## RECORD EXTRACTS

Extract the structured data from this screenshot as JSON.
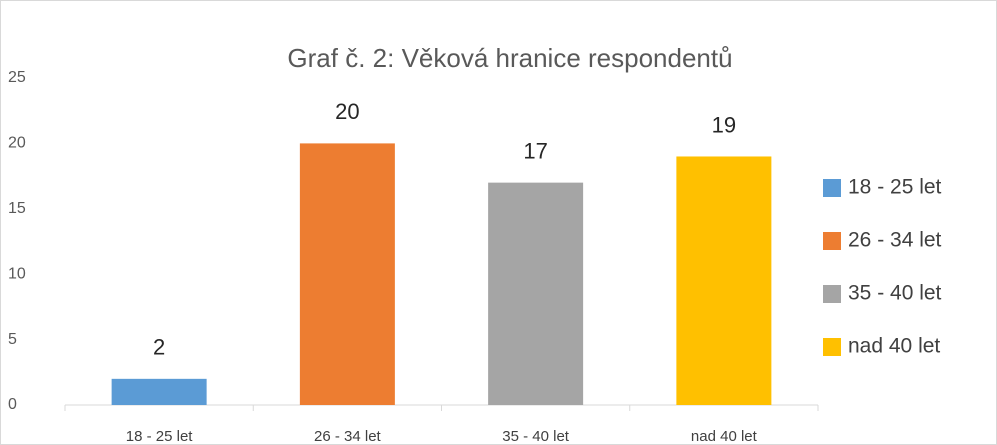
{
  "chart_data": {
    "type": "bar",
    "title": "Graf č. 2: Věková hranice respondentů",
    "categories": [
      "18 - 25 let",
      "26 - 34 let",
      "35 - 40 let",
      "nad 40 let"
    ],
    "values": [
      2,
      20,
      17,
      19
    ],
    "colors": [
      "#5b9bd5",
      "#ed7d31",
      "#a5a5a5",
      "#ffc000"
    ],
    "ylim": [
      0,
      25
    ],
    "yticks": [
      0,
      5,
      10,
      15,
      20,
      25
    ],
    "grid": false,
    "legend": "right"
  }
}
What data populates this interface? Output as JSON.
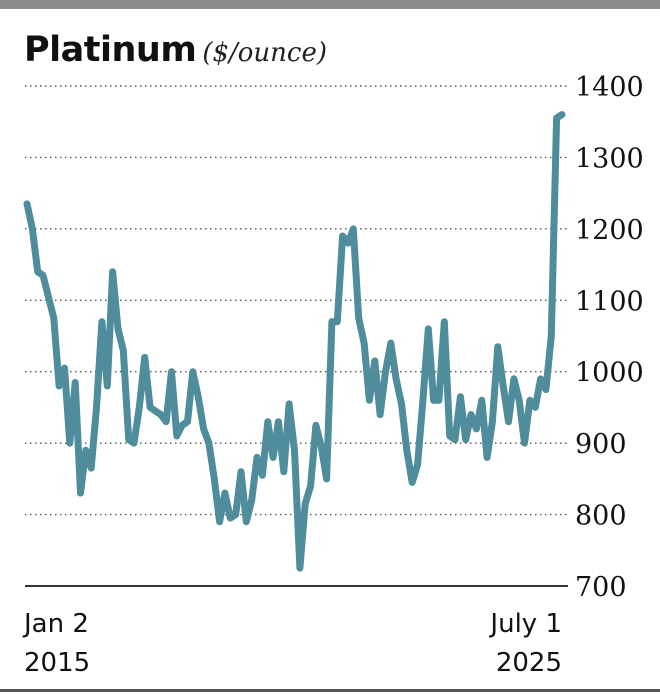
{
  "chart_data": {
    "type": "line",
    "title": "Platinum",
    "unit_label": "($/ounce)",
    "y_ticks": [
      1400,
      1300,
      1200,
      1100,
      1000,
      900,
      800,
      700
    ],
    "ylim": [
      700,
      1400
    ],
    "x_labels": [
      {
        "line1": "Jan 2",
        "line2": "2015"
      },
      {
        "line1": "July 1",
        "line2": "2025"
      }
    ],
    "grid": "horizontal dotted",
    "line_color": "#4f8d9c",
    "series": [
      {
        "values": [
          1235,
          1200,
          1140,
          1135,
          1105,
          1075,
          980,
          1005,
          900,
          985,
          830,
          890,
          865,
          950,
          1070,
          980,
          1140,
          1060,
          1030,
          905,
          900,
          950,
          1020,
          950,
          945,
          940,
          930,
          1000,
          910,
          925,
          930,
          1000,
          965,
          920,
          900,
          850,
          790,
          830,
          795,
          800,
          860,
          790,
          820,
          880,
          855,
          930,
          880,
          930,
          860,
          955,
          890,
          725,
          815,
          840,
          925,
          895,
          850,
          1070,
          1070,
          1190,
          1180,
          1200,
          1075,
          1040,
          960,
          1015,
          940,
          1000,
          1040,
          990,
          955,
          890,
          845,
          870,
          960,
          1060,
          960,
          960,
          1070,
          910,
          905,
          965,
          905,
          940,
          920,
          960,
          880,
          930,
          1035,
          980,
          930,
          990,
          960,
          900,
          960,
          950,
          990,
          975,
          1050,
          1355,
          1360
        ]
      }
    ]
  }
}
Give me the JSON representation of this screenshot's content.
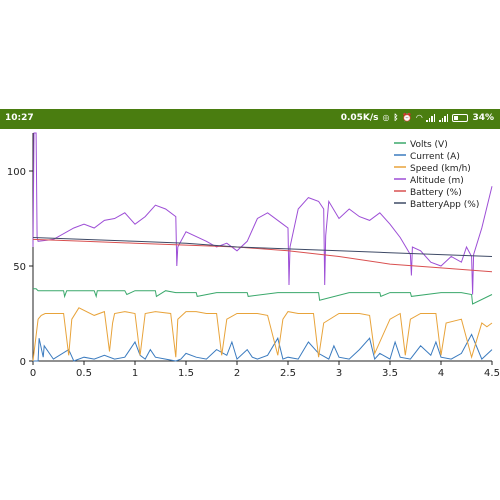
{
  "status_bar": {
    "time": "10:27",
    "net_speed": "0.05K/s",
    "battery_pct": "34%",
    "icons": [
      "nfc-icon",
      "bluetooth-icon",
      "alarm-icon",
      "wifi-icon",
      "signal-icon",
      "signal-icon",
      "battery-icon"
    ],
    "bg_color": "#4a7d10"
  },
  "chart_data": {
    "type": "line",
    "xlim": [
      0,
      4.5
    ],
    "ylim": [
      0,
      120
    ],
    "x_ticks": [
      "0",
      "0.5",
      "1",
      "1.5",
      "2",
      "2.5",
      "3",
      "3.5",
      "4",
      "4.5"
    ],
    "x_tick_values": [
      0,
      0.5,
      1,
      1.5,
      2,
      2.5,
      3,
      3.5,
      4,
      4.5
    ],
    "y_ticks": [
      "0",
      "50",
      "100"
    ],
    "y_tick_values": [
      0,
      50,
      100
    ],
    "legend_position": "top-right",
    "series": [
      {
        "name": "Volts (V)",
        "color": "#3aa86b",
        "x": [
          0.0,
          0.03,
          0.05,
          0.08,
          0.3,
          0.31,
          0.33,
          0.6,
          0.62,
          0.63,
          0.9,
          0.92,
          1.0,
          1.2,
          1.21,
          1.3,
          1.4,
          1.6,
          1.61,
          1.8,
          2.0,
          2.1,
          2.11,
          2.4,
          2.5,
          2.8,
          2.81,
          3.1,
          3.4,
          3.41,
          3.5,
          3.7,
          3.71,
          4.0,
          4.2,
          4.3,
          4.31,
          4.5
        ],
        "y": [
          38,
          38,
          37,
          37,
          37,
          34,
          37,
          37,
          34,
          37,
          37,
          35,
          37,
          37,
          34,
          37,
          36,
          36,
          34,
          36,
          36,
          36,
          34,
          36,
          36,
          36,
          32,
          36,
          36,
          34,
          36,
          36,
          34,
          36,
          36,
          35,
          30,
          35
        ]
      },
      {
        "name": "Current (A)",
        "color": "#3b7bbf",
        "x": [
          0.0,
          0.05,
          0.06,
          0.1,
          0.11,
          0.2,
          0.35,
          0.4,
          0.5,
          0.6,
          0.7,
          0.8,
          0.9,
          1.0,
          1.05,
          1.1,
          1.15,
          1.2,
          1.3,
          1.4,
          1.45,
          1.5,
          1.6,
          1.7,
          1.8,
          1.9,
          1.95,
          2.0,
          2.1,
          2.15,
          2.2,
          2.3,
          2.4,
          2.45,
          2.5,
          2.6,
          2.7,
          2.8,
          2.9,
          2.95,
          3.0,
          3.1,
          3.2,
          3.3,
          3.35,
          3.4,
          3.5,
          3.55,
          3.6,
          3.7,
          3.8,
          3.9,
          3.95,
          4.0,
          4.1,
          4.2,
          4.3,
          4.4,
          4.5
        ],
        "y": [
          0,
          0,
          12,
          2,
          8,
          1,
          6,
          0,
          2,
          1,
          3,
          1,
          2,
          10,
          3,
          1,
          6,
          2,
          1,
          0,
          1,
          4,
          2,
          1,
          6,
          3,
          10,
          1,
          6,
          2,
          1,
          3,
          12,
          1,
          2,
          1,
          10,
          4,
          1,
          8,
          2,
          1,
          6,
          12,
          1,
          4,
          1,
          10,
          2,
          1,
          8,
          3,
          10,
          2,
          1,
          4,
          14,
          1,
          6
        ]
      },
      {
        "name": "Speed (km/h)",
        "color": "#e8a33a",
        "x": [
          0.0,
          0.05,
          0.08,
          0.12,
          0.3,
          0.35,
          0.38,
          0.45,
          0.6,
          0.7,
          0.75,
          0.78,
          0.8,
          0.9,
          1.0,
          1.05,
          1.1,
          1.2,
          1.35,
          1.4,
          1.42,
          1.5,
          1.6,
          1.7,
          1.8,
          1.85,
          1.9,
          2.0,
          2.2,
          2.3,
          2.4,
          2.45,
          2.5,
          2.6,
          2.75,
          2.8,
          2.85,
          3.0,
          3.2,
          3.3,
          3.35,
          3.5,
          3.6,
          3.65,
          3.7,
          3.8,
          3.95,
          4.0,
          4.05,
          4.2,
          4.3,
          4.4,
          4.45,
          4.5
        ],
        "y": [
          0,
          22,
          24,
          25,
          25,
          3,
          22,
          28,
          24,
          26,
          5,
          20,
          25,
          26,
          25,
          3,
          25,
          26,
          25,
          2,
          22,
          26,
          26,
          25,
          25,
          3,
          22,
          25,
          25,
          24,
          3,
          22,
          26,
          25,
          25,
          2,
          20,
          25,
          25,
          24,
          4,
          22,
          25,
          3,
          22,
          25,
          25,
          3,
          20,
          22,
          2,
          20,
          18,
          20
        ]
      },
      {
        "name": "Altitude (m)",
        "color": "#9d4ed6",
        "x": [
          0.0,
          0.01,
          0.03,
          0.04,
          0.05,
          0.2,
          0.4,
          0.5,
          0.6,
          0.7,
          0.8,
          0.9,
          1.0,
          1.1,
          1.2,
          1.3,
          1.4,
          1.41,
          1.42,
          1.5,
          1.7,
          1.8,
          1.9,
          2.0,
          2.1,
          2.2,
          2.3,
          2.45,
          2.5,
          2.51,
          2.52,
          2.6,
          2.7,
          2.8,
          2.85,
          2.86,
          2.87,
          2.9,
          3.0,
          3.1,
          3.2,
          3.3,
          3.4,
          3.5,
          3.6,
          3.7,
          3.71,
          3.72,
          3.8,
          3.9,
          4.0,
          4.1,
          4.2,
          4.25,
          4.3,
          4.31,
          4.32,
          4.4,
          4.5
        ],
        "y": [
          60,
          120,
          120,
          65,
          63,
          64,
          70,
          72,
          70,
          74,
          75,
          78,
          72,
          76,
          82,
          80,
          76,
          50,
          60,
          68,
          63,
          60,
          62,
          58,
          63,
          75,
          78,
          72,
          70,
          40,
          60,
          80,
          86,
          84,
          80,
          40,
          66,
          84,
          75,
          80,
          76,
          74,
          78,
          72,
          65,
          56,
          45,
          60,
          58,
          52,
          50,
          55,
          52,
          60,
          55,
          35,
          56,
          70,
          92
        ]
      },
      {
        "name": "Battery (%)",
        "color": "#d95050",
        "x": [
          0.0,
          0.5,
          1.0,
          1.5,
          2.0,
          2.5,
          3.0,
          3.5,
          4.0,
          4.5
        ],
        "y": [
          64,
          63,
          62,
          61,
          60,
          58,
          55,
          51,
          49,
          47
        ]
      },
      {
        "name": "BatteryApp (%)",
        "color": "#3e4a66",
        "x": [
          0.0,
          0.5,
          1.0,
          1.5,
          2.0,
          2.5,
          3.0,
          3.5,
          4.0,
          4.5
        ],
        "y": [
          65,
          64,
          63,
          62,
          60,
          59,
          58,
          57,
          56,
          55
        ]
      }
    ]
  }
}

## SHORT PROBLEM
Please list every line of the records that contains "title".

## TASK OUTPUT
    "title": "Graf č. 2: Věková hranice respondentů",
    "title": "Platinum",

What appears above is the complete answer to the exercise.